• _WHAT NEEDS TO BE DONE_: Your task is to give the number of lines in the listing that include "facing", and nothing else.

• _RECORDS SUPPLIED_:
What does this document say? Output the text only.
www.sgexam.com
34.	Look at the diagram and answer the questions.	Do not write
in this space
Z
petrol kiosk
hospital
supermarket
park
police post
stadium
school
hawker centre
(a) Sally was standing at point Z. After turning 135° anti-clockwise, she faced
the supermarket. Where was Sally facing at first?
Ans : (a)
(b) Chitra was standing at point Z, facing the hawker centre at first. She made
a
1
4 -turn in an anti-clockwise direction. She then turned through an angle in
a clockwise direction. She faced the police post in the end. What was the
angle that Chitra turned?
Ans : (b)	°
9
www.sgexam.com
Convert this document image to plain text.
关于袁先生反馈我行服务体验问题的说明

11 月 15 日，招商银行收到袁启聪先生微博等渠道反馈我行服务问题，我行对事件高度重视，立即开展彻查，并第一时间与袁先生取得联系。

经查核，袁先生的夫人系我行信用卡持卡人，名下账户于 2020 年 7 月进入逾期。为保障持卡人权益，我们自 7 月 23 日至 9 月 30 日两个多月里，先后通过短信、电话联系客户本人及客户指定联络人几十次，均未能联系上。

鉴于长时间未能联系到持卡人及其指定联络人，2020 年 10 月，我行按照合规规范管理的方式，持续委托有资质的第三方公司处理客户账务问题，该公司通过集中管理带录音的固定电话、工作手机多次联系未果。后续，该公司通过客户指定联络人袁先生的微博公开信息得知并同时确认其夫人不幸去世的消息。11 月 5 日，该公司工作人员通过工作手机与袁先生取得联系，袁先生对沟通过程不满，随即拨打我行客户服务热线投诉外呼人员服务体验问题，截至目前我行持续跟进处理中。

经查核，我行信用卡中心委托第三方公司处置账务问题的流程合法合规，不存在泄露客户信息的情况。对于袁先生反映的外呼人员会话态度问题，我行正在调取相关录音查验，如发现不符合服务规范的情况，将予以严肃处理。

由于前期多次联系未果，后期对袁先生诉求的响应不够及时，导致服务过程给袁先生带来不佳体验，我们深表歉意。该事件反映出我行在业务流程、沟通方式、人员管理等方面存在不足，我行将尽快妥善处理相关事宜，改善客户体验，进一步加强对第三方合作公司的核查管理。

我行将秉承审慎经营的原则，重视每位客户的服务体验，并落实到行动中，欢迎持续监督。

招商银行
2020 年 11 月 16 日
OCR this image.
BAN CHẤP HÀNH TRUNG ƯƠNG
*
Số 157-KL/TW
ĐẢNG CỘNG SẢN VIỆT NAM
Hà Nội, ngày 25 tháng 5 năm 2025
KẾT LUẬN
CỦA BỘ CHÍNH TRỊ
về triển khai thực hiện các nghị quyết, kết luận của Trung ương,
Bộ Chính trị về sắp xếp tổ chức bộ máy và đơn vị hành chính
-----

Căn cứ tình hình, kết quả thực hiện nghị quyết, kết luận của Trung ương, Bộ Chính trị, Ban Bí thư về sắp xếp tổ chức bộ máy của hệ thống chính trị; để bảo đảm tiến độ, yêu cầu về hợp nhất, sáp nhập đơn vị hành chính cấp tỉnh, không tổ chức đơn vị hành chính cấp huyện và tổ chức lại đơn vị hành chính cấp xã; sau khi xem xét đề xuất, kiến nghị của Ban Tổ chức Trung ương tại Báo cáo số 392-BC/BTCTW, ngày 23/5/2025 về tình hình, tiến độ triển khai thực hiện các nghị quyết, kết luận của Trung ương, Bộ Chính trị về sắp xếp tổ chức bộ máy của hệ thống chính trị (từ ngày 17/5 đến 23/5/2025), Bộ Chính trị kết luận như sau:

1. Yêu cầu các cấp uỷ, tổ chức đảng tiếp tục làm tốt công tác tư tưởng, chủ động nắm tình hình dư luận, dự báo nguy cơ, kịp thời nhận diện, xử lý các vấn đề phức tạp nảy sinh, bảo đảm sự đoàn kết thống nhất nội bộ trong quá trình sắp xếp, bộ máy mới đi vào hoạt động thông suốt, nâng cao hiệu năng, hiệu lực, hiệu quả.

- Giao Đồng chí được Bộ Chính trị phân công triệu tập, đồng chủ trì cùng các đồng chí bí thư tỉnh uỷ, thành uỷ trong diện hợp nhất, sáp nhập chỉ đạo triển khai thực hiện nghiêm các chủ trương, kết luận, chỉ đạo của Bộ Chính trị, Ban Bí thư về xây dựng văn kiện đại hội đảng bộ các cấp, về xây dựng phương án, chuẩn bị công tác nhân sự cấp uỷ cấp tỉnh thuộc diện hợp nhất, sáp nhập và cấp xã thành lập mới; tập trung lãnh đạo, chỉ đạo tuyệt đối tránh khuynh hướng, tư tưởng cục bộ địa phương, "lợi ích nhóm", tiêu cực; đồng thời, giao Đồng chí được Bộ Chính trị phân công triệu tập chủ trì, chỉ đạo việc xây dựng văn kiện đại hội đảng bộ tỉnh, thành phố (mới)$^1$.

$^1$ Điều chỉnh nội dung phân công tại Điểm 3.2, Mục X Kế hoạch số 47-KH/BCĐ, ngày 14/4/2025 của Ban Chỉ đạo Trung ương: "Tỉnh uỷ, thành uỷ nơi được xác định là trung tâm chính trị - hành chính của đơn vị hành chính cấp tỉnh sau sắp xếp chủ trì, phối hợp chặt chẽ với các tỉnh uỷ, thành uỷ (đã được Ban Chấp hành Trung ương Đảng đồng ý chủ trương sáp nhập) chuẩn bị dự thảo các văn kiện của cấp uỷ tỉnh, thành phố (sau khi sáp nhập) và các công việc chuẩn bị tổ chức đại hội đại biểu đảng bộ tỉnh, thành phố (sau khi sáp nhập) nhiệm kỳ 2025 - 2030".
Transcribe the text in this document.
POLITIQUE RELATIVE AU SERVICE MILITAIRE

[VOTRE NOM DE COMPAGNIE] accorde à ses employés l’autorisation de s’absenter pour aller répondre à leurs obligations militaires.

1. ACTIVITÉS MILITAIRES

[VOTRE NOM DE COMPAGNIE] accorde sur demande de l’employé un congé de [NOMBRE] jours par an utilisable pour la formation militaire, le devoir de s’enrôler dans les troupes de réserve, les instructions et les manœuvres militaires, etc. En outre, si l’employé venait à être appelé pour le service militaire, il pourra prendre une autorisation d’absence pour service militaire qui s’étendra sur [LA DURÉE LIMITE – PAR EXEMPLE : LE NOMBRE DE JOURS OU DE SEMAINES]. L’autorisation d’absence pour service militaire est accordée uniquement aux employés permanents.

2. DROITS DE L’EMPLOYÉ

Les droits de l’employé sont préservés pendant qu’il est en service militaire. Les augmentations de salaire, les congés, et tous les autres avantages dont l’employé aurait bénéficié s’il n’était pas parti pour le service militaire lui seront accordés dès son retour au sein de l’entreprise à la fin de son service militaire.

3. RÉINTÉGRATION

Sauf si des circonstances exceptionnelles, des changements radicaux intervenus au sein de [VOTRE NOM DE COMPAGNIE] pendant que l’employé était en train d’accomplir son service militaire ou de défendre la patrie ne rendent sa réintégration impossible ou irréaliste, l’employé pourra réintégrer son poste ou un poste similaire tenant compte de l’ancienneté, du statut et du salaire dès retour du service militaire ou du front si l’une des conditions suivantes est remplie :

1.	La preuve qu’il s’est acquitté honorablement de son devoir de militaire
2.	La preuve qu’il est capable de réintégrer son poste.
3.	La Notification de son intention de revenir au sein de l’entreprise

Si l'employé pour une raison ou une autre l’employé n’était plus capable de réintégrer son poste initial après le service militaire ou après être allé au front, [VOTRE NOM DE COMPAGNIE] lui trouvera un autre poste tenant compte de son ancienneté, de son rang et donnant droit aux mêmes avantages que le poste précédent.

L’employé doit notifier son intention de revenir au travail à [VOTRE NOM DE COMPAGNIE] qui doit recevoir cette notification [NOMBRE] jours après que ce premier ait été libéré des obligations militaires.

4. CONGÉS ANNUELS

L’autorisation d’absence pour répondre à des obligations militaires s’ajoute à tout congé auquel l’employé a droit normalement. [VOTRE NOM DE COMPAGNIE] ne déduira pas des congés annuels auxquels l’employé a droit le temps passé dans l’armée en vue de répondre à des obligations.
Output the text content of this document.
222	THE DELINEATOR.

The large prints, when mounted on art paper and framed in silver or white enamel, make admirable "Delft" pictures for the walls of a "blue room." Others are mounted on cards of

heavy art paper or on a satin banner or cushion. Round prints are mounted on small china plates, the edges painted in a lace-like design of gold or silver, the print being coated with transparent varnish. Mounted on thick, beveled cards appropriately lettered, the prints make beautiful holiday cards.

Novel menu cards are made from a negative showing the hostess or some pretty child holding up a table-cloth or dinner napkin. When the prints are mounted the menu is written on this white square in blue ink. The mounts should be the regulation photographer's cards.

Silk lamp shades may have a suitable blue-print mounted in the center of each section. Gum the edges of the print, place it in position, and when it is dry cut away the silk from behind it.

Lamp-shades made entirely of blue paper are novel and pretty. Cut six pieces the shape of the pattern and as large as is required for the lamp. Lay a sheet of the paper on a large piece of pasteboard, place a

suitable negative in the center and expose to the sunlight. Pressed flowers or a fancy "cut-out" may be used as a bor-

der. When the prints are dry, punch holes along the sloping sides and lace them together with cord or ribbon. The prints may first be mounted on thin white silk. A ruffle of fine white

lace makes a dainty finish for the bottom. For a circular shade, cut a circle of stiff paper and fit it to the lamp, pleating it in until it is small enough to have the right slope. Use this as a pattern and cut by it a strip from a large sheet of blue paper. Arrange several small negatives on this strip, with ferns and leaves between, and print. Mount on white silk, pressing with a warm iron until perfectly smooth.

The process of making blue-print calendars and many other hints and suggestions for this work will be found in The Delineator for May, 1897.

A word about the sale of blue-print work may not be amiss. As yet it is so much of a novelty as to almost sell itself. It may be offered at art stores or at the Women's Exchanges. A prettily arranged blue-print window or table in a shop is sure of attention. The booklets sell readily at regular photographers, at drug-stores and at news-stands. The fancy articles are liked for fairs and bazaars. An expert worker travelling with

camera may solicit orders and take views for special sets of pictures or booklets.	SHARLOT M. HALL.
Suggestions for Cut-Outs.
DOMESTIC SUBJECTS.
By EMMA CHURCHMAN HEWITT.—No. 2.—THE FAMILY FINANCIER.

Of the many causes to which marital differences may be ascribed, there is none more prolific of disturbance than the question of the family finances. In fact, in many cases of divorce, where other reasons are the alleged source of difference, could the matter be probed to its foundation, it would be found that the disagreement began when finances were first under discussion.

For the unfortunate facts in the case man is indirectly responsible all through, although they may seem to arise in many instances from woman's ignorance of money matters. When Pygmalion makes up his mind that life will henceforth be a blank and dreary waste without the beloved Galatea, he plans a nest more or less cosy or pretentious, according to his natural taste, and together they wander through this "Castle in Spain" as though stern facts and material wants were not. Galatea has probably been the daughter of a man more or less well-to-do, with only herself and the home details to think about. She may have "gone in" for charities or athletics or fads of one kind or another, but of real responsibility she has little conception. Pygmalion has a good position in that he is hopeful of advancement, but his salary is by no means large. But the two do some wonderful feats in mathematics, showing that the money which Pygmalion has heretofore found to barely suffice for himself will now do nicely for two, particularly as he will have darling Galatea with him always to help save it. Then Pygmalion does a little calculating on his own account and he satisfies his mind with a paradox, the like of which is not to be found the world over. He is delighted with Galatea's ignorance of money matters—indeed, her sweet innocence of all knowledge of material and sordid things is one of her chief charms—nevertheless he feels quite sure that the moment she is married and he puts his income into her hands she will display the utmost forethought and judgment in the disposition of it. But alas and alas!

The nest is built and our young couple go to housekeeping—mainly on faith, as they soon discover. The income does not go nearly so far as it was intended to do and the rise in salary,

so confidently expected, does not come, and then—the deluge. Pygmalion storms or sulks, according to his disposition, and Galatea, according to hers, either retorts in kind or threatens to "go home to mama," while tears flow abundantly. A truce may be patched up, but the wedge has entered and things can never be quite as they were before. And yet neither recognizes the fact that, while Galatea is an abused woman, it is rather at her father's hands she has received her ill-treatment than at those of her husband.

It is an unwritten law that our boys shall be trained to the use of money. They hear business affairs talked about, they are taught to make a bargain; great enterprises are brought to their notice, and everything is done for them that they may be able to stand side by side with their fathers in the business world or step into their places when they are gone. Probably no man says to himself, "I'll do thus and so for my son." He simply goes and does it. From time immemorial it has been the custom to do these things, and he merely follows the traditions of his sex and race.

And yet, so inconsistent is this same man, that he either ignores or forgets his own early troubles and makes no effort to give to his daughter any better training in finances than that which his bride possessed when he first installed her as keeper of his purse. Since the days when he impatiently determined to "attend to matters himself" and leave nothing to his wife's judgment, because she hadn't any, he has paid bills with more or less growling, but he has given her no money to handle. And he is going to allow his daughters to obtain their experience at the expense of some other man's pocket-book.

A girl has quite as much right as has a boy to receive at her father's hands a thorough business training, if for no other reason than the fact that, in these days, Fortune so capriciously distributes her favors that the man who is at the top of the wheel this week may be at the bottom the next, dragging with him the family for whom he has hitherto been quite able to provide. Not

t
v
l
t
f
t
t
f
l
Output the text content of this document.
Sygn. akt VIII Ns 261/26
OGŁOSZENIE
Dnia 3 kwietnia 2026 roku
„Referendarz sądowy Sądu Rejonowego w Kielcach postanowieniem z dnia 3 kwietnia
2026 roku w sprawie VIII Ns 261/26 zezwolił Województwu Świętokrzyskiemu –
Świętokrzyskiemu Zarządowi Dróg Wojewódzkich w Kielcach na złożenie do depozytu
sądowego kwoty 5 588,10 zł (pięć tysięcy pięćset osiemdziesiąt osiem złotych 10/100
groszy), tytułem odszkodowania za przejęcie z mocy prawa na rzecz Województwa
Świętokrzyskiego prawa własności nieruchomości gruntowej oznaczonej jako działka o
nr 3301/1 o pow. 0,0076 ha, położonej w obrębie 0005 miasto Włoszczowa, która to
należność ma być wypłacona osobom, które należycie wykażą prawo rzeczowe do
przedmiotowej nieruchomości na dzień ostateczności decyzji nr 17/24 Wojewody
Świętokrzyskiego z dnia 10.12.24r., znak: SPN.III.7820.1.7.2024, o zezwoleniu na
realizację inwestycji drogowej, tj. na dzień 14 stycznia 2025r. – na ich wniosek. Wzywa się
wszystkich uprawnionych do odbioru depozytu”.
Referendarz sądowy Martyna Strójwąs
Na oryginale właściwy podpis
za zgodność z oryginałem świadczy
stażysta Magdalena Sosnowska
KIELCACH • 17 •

• _RESULT_: 2